* _Exercise data_
==================================================

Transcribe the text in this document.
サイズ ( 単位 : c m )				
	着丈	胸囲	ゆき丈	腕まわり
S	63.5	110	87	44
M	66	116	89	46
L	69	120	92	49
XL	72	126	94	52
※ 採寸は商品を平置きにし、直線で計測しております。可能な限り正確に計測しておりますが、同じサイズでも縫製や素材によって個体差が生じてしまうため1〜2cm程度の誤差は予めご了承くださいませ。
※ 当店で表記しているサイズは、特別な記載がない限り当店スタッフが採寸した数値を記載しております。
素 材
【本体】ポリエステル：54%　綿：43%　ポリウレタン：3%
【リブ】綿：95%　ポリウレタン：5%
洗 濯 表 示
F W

==================================================

Extract the full listing and reproduce each line exactly.

Transcribe the text in this document.
サイズ ( 単位 : c m )				
	着丈	胸囲	ゆき丈	腕まわり
S	63.5	110	87	44
M	66	116	89	46
L	69	120	92	49
XL	72	126	94	52
※ 採寸は商品を平置きにし、直線で計測しております。可能な限り正確に計測しておりますが、同じサイズでも縫製や素材によって個体差が生じてしまうため1〜2cm程度の誤差は予めご了承くださいませ。
※ 当店で表記しているサイズは、特別な記載がない限り当店スタッフが採寸した数値を記載しております。
素 材
【本体】ポリエステル：54%　綿：43%　ポリウレタン：3%
【リブ】綿：95%　ポリウレタン：5%
洗 濯 表 示
F W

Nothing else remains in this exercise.